_PROVIDED RECORDS_

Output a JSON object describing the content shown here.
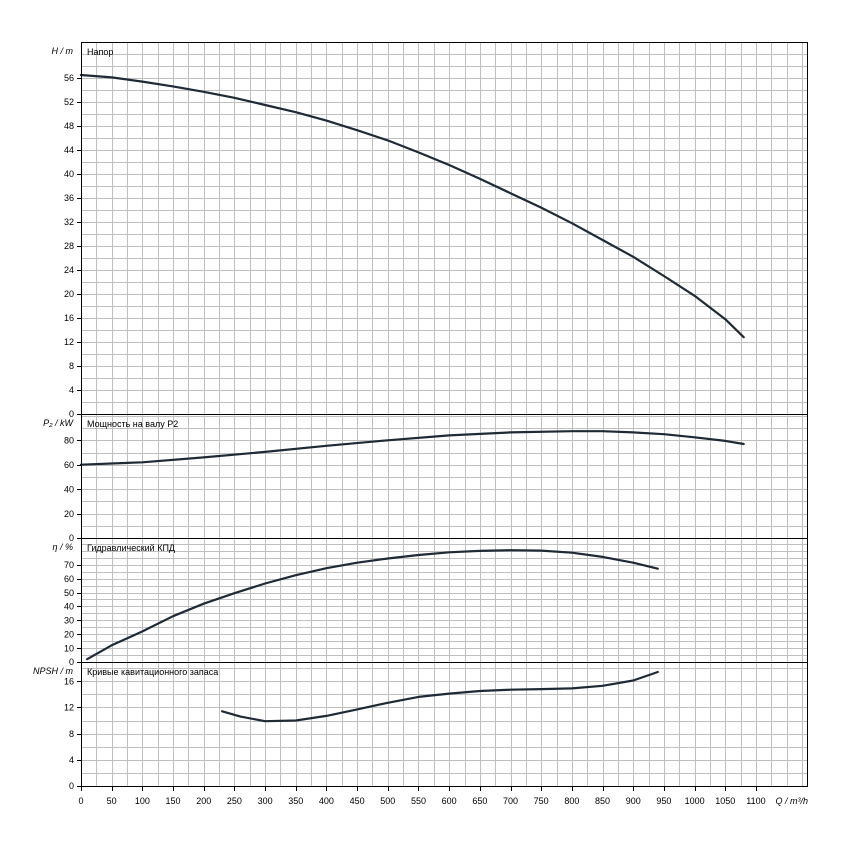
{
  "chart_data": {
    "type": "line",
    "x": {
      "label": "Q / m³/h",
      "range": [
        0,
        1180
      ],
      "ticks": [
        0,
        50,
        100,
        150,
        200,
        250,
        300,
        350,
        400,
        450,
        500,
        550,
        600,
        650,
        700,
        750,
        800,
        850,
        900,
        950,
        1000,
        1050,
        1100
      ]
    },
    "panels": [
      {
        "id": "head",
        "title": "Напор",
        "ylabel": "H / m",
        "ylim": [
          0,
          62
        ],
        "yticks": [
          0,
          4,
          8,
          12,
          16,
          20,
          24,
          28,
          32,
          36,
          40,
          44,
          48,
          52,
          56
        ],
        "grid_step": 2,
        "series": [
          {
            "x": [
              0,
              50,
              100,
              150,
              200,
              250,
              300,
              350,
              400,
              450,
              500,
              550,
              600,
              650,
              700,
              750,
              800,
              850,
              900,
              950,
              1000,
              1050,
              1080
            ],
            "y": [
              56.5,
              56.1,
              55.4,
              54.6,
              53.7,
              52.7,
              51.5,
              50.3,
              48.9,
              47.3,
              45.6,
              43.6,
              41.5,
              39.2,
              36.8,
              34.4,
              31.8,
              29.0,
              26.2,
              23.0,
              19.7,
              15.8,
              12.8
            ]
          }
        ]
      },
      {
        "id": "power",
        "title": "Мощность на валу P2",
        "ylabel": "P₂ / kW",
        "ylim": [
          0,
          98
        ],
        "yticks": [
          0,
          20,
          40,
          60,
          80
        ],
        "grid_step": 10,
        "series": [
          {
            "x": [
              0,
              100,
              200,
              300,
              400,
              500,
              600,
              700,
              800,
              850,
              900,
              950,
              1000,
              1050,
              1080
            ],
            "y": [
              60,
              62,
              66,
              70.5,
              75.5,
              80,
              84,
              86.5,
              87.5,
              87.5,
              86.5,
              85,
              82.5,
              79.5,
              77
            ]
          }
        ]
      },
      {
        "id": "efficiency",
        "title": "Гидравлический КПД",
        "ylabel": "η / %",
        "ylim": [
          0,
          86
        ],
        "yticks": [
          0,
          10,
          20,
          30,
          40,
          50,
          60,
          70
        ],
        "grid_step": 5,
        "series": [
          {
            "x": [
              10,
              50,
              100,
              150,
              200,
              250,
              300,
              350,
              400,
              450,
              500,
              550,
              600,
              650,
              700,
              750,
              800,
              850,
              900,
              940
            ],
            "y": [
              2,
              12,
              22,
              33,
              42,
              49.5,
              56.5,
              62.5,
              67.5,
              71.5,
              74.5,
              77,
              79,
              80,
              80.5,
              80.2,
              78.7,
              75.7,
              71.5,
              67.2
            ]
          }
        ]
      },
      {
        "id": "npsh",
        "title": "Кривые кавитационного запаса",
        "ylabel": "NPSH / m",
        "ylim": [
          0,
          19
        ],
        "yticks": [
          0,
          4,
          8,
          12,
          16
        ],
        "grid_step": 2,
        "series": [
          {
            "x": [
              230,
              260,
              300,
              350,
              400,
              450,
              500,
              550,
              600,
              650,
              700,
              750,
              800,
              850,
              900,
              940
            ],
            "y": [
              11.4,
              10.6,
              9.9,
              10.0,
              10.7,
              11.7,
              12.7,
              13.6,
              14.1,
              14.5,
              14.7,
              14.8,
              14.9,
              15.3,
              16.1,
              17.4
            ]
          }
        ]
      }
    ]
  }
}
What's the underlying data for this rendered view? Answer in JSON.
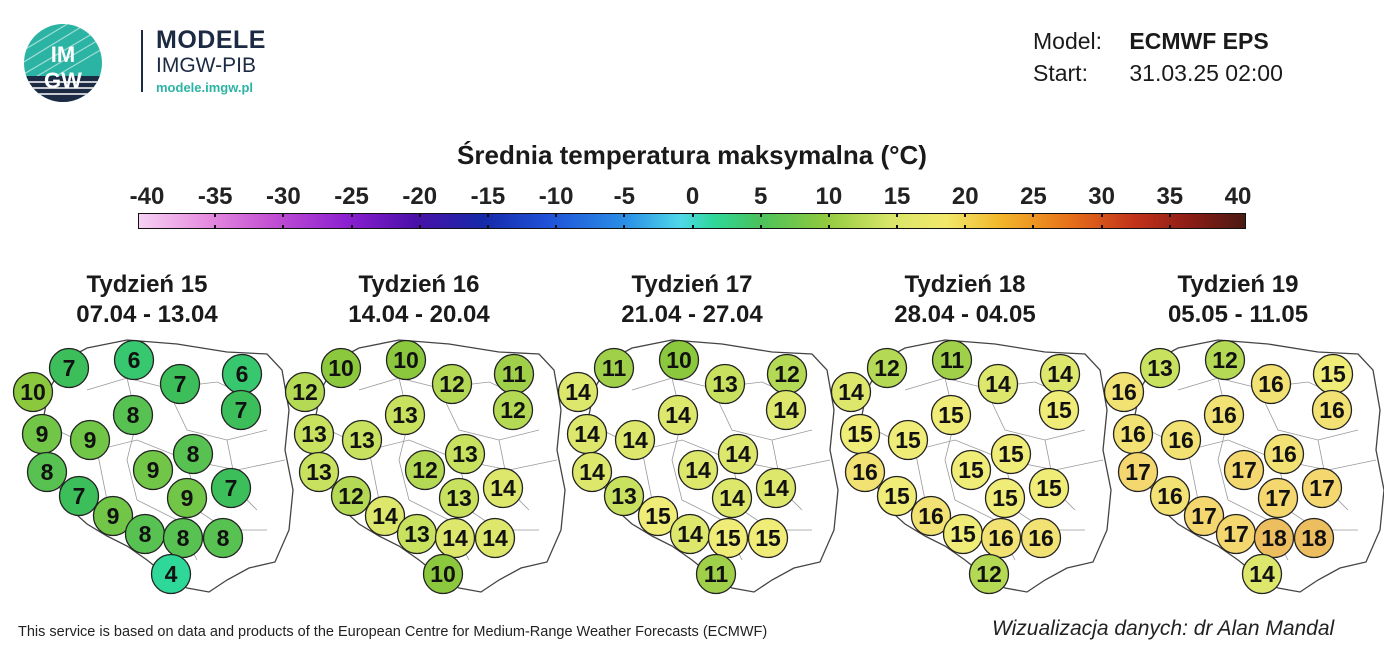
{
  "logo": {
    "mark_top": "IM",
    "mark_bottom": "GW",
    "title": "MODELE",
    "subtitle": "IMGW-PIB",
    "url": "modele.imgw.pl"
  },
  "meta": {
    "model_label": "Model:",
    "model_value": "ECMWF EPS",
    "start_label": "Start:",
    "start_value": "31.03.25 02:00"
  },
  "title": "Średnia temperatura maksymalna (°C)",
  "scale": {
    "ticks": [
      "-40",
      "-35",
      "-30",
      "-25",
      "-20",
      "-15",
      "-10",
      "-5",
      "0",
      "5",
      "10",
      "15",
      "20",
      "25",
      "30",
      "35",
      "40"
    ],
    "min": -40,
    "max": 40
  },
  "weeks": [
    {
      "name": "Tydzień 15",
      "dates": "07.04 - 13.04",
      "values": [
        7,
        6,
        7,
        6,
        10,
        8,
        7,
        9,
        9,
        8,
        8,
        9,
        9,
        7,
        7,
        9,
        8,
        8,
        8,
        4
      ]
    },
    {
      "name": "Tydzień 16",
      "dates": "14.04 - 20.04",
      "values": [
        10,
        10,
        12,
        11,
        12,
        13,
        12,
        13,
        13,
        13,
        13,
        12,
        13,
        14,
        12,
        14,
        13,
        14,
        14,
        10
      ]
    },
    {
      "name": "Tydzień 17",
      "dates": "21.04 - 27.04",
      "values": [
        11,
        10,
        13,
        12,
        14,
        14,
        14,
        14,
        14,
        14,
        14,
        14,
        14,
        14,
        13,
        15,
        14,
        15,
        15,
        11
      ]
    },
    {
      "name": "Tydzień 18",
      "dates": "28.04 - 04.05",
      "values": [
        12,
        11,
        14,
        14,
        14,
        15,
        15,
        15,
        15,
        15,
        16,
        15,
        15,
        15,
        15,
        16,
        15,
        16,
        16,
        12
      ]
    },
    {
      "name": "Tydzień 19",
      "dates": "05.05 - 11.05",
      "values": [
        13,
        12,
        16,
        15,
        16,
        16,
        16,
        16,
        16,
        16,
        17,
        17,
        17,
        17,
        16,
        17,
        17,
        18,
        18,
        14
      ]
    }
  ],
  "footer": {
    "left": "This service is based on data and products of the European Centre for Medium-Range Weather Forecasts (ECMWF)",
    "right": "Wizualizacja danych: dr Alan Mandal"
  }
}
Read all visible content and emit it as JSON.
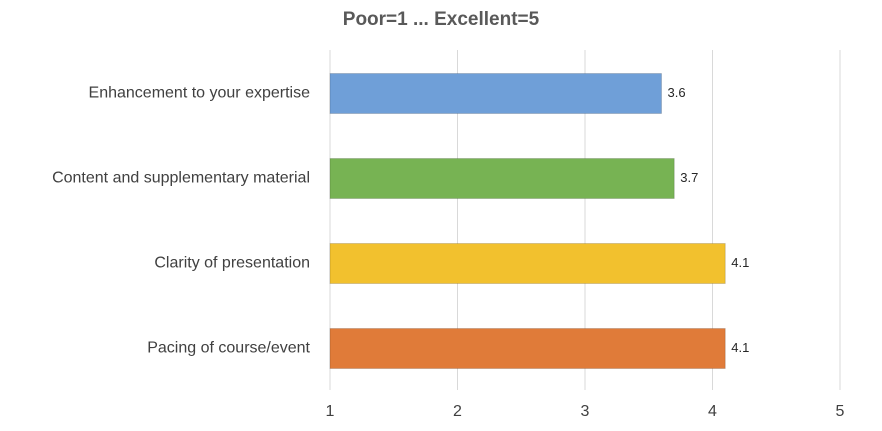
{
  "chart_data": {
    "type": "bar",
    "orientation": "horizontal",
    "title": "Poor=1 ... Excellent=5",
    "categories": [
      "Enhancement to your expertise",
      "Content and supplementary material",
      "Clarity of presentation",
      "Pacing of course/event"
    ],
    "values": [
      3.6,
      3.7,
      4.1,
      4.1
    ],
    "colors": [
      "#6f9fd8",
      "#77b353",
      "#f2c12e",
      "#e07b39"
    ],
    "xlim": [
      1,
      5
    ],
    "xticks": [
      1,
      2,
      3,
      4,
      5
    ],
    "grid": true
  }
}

_YOUR INSTRUCTIONS_
A line counts if it holds the word "dates". How many lines of the entries count? Give the number only.

_TASK RESPONSE_
5